Pick out every line holding the string "this" and copy it.
━━━━━ Extracted records
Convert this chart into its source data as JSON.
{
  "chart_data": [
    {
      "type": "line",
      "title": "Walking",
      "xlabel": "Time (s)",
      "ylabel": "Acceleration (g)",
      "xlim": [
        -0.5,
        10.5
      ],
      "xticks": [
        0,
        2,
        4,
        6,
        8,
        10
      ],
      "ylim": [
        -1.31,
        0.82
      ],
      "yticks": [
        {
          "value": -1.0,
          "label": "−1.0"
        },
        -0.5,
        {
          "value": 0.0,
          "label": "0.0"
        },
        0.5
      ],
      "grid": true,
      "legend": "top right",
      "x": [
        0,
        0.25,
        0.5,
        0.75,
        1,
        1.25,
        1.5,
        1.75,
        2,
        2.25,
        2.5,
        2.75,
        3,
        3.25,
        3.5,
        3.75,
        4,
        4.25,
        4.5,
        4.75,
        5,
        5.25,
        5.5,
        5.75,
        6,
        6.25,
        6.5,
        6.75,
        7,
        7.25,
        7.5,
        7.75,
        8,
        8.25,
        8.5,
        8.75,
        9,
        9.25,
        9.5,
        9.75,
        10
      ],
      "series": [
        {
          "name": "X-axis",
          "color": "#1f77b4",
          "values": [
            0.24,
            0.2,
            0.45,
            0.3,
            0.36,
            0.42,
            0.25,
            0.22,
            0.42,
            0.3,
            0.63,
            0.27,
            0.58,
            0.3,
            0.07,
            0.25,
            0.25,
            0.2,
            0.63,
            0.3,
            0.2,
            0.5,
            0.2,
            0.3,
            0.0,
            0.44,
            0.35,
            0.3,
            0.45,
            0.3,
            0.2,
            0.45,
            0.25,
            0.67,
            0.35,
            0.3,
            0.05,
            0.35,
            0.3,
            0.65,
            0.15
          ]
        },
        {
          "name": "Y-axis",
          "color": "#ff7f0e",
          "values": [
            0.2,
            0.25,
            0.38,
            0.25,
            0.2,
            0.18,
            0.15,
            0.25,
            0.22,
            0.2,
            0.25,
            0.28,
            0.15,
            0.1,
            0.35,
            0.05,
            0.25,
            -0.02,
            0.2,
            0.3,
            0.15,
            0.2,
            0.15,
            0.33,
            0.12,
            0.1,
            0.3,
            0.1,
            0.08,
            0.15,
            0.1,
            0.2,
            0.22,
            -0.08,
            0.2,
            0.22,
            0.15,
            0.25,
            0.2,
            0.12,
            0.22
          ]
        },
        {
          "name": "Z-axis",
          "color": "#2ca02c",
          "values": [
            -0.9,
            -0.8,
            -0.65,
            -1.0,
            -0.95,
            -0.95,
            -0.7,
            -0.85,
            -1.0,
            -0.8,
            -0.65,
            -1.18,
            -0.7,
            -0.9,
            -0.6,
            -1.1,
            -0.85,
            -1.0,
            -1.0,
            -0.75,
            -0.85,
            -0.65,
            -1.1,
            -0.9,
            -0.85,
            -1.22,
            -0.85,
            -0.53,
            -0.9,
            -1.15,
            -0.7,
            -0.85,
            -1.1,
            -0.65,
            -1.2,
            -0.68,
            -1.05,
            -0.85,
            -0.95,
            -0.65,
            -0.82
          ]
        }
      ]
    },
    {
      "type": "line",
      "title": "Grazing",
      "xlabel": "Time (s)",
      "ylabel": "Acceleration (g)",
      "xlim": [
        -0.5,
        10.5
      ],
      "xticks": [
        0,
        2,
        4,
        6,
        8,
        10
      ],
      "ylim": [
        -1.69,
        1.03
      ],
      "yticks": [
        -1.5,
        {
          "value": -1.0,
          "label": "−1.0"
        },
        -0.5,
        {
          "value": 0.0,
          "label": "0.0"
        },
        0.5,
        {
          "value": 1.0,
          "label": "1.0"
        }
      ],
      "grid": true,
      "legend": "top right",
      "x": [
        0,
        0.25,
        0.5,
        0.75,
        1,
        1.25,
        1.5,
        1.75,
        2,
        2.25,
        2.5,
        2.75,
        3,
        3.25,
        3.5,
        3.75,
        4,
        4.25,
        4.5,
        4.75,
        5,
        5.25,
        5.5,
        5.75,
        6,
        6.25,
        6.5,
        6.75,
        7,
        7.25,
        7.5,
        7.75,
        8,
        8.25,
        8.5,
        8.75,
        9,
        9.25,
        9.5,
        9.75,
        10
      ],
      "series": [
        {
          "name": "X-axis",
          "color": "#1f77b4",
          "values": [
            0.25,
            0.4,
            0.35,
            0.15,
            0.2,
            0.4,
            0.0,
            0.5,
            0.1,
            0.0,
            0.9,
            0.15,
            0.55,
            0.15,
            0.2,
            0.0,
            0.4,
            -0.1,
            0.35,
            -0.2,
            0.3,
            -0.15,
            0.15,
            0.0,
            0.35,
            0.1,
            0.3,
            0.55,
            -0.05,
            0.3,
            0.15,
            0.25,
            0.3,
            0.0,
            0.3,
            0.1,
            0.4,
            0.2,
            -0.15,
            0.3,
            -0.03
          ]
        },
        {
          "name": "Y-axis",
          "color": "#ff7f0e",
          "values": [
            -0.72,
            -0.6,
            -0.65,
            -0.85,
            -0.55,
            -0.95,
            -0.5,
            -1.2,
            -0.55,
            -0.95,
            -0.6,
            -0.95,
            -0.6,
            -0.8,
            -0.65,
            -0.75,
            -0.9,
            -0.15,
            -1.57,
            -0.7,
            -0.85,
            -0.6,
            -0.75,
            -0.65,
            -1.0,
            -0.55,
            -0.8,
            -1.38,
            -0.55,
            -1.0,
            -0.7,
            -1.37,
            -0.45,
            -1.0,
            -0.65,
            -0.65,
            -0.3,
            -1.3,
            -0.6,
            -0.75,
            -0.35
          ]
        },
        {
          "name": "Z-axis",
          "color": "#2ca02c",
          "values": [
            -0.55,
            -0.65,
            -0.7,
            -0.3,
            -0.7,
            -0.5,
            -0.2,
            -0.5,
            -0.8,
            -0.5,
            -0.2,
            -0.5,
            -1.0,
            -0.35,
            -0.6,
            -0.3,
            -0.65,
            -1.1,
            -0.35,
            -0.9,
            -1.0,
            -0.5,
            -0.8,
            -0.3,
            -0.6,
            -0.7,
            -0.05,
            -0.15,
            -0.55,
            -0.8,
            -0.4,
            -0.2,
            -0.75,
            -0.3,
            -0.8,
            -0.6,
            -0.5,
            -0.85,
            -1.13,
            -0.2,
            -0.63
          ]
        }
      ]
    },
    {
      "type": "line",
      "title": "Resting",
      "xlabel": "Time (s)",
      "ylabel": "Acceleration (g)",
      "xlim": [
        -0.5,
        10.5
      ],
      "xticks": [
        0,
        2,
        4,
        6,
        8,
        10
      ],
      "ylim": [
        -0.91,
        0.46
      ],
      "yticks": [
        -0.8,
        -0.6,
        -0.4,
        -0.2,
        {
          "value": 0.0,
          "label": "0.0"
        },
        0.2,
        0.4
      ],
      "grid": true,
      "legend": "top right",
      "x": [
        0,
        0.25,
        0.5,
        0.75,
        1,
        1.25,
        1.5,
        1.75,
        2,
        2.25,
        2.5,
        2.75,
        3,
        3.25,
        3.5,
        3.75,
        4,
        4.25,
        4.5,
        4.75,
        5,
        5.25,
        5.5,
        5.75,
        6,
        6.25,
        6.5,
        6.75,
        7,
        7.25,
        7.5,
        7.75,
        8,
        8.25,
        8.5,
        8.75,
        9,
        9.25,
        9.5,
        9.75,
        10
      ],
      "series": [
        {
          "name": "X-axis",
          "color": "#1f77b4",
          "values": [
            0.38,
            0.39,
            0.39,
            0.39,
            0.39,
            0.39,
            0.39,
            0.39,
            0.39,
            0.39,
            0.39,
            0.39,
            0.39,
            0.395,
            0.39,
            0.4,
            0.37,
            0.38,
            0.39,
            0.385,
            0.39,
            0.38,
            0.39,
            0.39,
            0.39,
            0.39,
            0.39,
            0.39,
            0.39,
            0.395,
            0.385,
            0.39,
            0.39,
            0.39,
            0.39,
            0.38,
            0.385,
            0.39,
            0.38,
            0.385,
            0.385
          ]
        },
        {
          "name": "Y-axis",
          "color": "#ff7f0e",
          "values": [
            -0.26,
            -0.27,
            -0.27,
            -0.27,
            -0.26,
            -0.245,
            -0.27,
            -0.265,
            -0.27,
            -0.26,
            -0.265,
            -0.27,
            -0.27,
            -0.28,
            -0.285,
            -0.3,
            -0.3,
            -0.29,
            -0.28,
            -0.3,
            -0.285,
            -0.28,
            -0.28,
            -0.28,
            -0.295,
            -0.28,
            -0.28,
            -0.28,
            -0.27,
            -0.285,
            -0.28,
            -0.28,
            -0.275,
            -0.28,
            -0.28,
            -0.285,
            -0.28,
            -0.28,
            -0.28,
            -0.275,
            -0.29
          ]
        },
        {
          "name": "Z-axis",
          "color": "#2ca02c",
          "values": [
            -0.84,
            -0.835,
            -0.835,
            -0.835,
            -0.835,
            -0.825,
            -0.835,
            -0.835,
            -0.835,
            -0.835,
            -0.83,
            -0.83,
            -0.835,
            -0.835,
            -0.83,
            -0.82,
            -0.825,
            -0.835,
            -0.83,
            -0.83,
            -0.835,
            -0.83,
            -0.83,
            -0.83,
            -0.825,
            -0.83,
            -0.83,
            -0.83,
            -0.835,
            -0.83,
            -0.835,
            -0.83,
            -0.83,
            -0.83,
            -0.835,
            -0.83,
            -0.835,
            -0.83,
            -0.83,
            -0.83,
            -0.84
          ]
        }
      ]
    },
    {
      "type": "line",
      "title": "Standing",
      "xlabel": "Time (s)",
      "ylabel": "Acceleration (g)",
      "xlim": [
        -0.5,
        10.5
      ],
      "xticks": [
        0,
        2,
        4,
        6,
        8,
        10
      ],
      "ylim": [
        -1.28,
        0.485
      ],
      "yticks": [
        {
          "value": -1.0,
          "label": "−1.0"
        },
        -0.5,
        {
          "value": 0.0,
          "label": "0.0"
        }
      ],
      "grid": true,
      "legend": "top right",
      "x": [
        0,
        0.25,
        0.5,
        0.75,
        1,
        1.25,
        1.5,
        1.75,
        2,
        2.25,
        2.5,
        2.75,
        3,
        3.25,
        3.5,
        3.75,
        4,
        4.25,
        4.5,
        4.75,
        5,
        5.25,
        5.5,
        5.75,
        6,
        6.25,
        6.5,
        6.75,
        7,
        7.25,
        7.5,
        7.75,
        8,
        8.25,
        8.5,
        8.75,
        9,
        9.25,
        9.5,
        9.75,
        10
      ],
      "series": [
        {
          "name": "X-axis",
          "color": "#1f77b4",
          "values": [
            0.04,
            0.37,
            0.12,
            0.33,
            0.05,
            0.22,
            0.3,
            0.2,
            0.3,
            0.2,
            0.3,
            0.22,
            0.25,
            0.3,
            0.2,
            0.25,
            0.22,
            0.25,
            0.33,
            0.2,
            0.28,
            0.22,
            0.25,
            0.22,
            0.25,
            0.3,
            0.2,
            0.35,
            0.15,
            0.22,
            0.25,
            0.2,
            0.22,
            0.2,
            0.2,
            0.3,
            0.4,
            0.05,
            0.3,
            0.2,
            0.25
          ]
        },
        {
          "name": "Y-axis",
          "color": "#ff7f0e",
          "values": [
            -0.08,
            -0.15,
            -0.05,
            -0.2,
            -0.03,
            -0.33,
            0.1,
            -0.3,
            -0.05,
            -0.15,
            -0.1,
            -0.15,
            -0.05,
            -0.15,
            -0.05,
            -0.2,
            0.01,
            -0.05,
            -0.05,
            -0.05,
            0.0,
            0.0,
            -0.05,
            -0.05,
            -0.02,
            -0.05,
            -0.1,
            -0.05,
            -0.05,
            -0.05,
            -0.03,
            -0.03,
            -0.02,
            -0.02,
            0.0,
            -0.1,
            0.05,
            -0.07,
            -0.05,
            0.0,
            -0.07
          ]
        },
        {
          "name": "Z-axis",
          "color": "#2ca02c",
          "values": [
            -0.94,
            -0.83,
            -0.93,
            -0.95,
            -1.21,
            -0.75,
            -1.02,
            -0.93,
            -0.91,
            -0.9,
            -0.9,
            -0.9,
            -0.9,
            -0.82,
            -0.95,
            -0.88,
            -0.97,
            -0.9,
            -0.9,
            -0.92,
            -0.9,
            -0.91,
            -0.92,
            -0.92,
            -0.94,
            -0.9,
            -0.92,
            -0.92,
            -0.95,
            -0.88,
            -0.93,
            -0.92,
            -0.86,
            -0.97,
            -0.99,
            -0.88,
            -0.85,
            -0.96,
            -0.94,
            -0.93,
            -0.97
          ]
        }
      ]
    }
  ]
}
━━━━━━━━━━
━━━━━ Extracted records
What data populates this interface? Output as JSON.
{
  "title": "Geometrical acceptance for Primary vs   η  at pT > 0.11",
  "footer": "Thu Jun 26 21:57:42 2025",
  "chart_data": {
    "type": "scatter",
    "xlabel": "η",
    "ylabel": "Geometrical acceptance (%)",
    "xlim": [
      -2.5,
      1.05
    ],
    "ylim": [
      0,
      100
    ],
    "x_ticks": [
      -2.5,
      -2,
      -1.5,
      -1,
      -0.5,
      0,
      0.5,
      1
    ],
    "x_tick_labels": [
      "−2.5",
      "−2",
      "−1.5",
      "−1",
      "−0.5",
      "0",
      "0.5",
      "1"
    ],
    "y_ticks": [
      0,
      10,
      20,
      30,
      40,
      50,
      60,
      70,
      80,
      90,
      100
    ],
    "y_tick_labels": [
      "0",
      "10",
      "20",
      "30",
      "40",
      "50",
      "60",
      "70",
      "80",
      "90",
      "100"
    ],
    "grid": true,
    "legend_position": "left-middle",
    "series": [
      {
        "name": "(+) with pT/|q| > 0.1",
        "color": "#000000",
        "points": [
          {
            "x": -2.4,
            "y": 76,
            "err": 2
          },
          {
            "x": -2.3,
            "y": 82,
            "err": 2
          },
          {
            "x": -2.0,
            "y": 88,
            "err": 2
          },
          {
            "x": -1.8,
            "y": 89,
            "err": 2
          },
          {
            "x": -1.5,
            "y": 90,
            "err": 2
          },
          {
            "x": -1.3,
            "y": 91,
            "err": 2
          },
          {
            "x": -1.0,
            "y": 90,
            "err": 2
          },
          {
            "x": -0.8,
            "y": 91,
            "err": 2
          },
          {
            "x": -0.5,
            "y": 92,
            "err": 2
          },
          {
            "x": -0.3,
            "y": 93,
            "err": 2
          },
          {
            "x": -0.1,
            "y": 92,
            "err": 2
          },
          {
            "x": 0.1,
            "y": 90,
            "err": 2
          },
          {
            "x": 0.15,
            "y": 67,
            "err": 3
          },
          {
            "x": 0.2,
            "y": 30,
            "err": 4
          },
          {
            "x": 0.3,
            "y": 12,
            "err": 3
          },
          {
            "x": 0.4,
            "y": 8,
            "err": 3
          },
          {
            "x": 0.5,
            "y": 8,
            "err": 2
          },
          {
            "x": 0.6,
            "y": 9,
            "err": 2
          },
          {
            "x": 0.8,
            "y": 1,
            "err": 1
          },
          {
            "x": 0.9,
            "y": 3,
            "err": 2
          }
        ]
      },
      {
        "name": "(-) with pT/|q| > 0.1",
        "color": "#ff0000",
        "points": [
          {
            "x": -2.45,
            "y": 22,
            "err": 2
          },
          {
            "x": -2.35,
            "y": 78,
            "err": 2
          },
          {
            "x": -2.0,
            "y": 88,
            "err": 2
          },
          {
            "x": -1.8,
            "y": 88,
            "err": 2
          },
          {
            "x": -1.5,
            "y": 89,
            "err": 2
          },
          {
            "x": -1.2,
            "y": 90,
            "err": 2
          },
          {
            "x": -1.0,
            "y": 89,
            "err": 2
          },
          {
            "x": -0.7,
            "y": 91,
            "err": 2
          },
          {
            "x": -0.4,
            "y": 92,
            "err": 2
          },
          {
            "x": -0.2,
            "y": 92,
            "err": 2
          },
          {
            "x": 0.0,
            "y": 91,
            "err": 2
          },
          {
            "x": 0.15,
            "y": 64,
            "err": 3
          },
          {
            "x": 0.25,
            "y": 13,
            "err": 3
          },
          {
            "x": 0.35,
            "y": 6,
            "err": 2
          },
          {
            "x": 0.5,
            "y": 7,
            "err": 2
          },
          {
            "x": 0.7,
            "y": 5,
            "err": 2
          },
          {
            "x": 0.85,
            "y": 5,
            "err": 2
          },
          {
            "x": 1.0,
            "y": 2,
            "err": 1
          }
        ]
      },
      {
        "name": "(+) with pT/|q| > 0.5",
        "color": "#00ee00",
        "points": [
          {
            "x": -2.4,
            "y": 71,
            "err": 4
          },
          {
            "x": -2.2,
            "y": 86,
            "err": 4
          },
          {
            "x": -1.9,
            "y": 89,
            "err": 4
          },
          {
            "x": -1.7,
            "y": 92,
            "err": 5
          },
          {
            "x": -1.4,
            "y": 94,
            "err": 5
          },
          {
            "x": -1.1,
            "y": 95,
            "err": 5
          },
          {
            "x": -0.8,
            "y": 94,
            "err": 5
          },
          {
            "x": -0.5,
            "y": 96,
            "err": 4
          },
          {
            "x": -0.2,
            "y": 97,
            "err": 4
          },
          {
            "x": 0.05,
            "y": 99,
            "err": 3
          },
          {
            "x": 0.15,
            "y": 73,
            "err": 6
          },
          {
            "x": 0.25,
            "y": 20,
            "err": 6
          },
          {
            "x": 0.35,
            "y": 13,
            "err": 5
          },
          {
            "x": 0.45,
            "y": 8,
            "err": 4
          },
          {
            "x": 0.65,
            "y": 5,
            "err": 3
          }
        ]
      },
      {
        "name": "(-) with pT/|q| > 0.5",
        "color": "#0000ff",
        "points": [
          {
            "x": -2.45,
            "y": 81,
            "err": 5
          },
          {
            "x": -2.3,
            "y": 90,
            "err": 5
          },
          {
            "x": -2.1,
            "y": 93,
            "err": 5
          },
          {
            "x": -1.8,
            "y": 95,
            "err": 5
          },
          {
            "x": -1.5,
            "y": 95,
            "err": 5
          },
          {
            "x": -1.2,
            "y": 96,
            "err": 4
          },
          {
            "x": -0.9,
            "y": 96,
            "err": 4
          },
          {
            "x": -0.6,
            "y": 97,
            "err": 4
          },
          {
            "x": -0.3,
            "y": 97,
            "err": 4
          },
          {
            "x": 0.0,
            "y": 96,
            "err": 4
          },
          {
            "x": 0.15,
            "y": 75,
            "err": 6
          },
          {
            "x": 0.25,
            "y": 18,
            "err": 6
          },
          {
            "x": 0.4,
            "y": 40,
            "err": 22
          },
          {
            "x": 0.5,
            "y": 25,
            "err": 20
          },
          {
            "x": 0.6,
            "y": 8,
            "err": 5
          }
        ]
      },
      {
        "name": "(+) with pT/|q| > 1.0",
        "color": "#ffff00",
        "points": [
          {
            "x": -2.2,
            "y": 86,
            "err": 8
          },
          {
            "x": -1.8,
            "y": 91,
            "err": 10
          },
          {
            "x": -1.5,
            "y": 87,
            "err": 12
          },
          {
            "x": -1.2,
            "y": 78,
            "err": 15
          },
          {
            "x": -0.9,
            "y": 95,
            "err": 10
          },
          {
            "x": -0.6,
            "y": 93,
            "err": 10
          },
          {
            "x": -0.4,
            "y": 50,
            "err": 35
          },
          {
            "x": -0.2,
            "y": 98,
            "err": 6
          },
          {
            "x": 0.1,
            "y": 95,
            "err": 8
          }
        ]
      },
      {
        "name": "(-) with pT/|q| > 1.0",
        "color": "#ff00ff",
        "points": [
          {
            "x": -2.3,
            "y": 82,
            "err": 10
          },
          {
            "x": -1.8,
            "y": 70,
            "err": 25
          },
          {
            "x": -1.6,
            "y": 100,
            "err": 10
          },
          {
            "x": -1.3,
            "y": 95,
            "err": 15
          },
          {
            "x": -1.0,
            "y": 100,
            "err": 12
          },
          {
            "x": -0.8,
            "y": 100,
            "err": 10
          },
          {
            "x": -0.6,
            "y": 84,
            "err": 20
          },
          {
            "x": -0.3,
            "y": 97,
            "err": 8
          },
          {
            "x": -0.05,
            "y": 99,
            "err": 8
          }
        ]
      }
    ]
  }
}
━━━━━━━━━━
In response:
Convert this chart into its source data as JSON.
What data populates this interface? Output as JSON.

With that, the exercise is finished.